[Stored items from a collection]

+ + + + + + +

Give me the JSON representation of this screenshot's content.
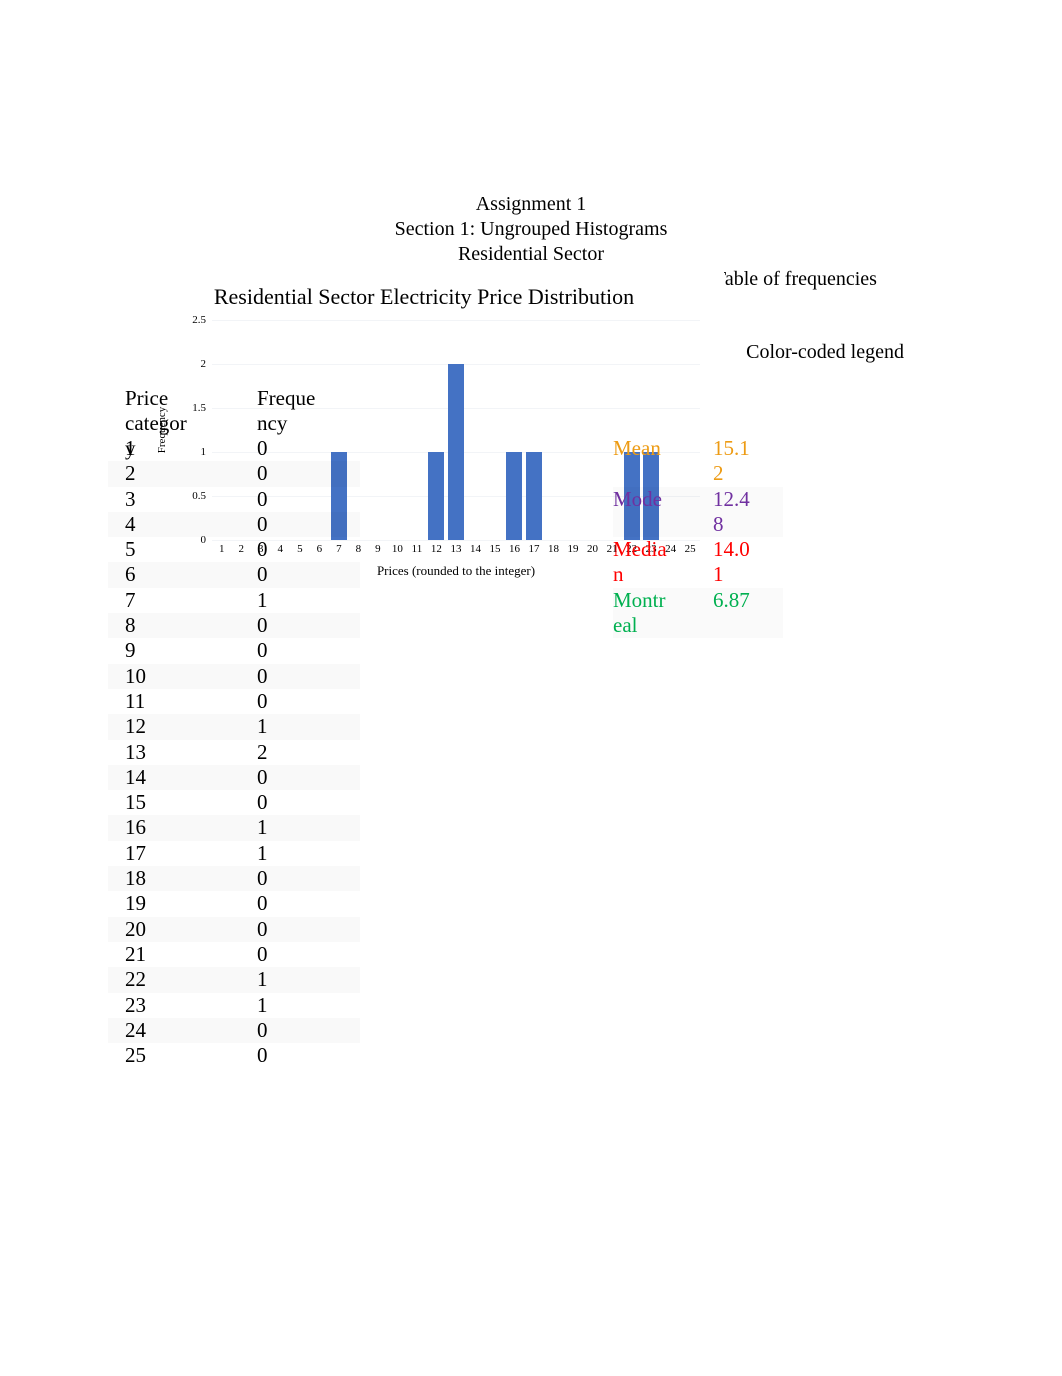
{
  "page_heading": {
    "line1": "Assignment 1",
    "line2": "Section 1: Ungrouped Histograms",
    "line3": "Residential Sector"
  },
  "annotations": {
    "table_of_frequencies": "Table of frequencies",
    "color_coded_legend": "Color-coded legend"
  },
  "freq_table": {
    "header_category": "Price category",
    "header_frequency": "Frequency",
    "rows": [
      {
        "category": "1",
        "frequency": "0"
      },
      {
        "category": "2",
        "frequency": "0"
      },
      {
        "category": "3",
        "frequency": "0"
      },
      {
        "category": "4",
        "frequency": "0"
      },
      {
        "category": "5",
        "frequency": "0"
      },
      {
        "category": "6",
        "frequency": "0"
      },
      {
        "category": "7",
        "frequency": "1"
      },
      {
        "category": "8",
        "frequency": "0"
      },
      {
        "category": "9",
        "frequency": "0"
      },
      {
        "category": "10",
        "frequency": "0"
      },
      {
        "category": "11",
        "frequency": "0"
      },
      {
        "category": "12",
        "frequency": "1"
      },
      {
        "category": "13",
        "frequency": "2"
      },
      {
        "category": "14",
        "frequency": "0"
      },
      {
        "category": "15",
        "frequency": "0"
      },
      {
        "category": "16",
        "frequency": "1"
      },
      {
        "category": "17",
        "frequency": "1"
      },
      {
        "category": "18",
        "frequency": "0"
      },
      {
        "category": "19",
        "frequency": "0"
      },
      {
        "category": "20",
        "frequency": "0"
      },
      {
        "category": "21",
        "frequency": "0"
      },
      {
        "category": "22",
        "frequency": "1"
      },
      {
        "category": "23",
        "frequency": "1"
      },
      {
        "category": "24",
        "frequency": "0"
      },
      {
        "category": "25",
        "frequency": "0"
      }
    ]
  },
  "legend": {
    "rows": [
      {
        "label": "Mean",
        "value": "15.12",
        "color": "#ed9b14"
      },
      {
        "label": "Mode",
        "value": "12.48",
        "color": "#7030a0"
      },
      {
        "label": "Median",
        "value": "14.01",
        "color": "#ff0000"
      },
      {
        "label": "Montreal",
        "value": "6.87",
        "color": "#00b050"
      }
    ]
  },
  "chart_data": {
    "type": "bar",
    "title": "Residential Sector Electricity Price Distribution",
    "xlabel": "Prices (rounded to the integer)",
    "ylabel": "Frequency",
    "categories": [
      "1",
      "2",
      "3",
      "4",
      "5",
      "6",
      "7",
      "8",
      "9",
      "10",
      "11",
      "12",
      "13",
      "14",
      "15",
      "16",
      "17",
      "18",
      "19",
      "20",
      "21",
      "22",
      "23",
      "24",
      "25"
    ],
    "values": [
      0,
      0,
      0,
      0,
      0,
      0,
      1,
      0,
      0,
      0,
      0,
      1,
      2,
      0,
      0,
      1,
      1,
      0,
      0,
      0,
      0,
      1,
      1,
      0,
      0
    ],
    "ylim": [
      0,
      2.5
    ],
    "yticks": [
      "0",
      "0.5",
      "1",
      "1.5",
      "2",
      "2.5"
    ],
    "grid": true,
    "legend_position": "none",
    "bar_color": "#4472c4"
  }
}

+ + + + + + +

• Work to do: Collect every line with the string "Residential" from the records, and copy each.

• The output:
    "line3": "Residential Sector"
    "title": "Residential Sector Electricity Price Distribution",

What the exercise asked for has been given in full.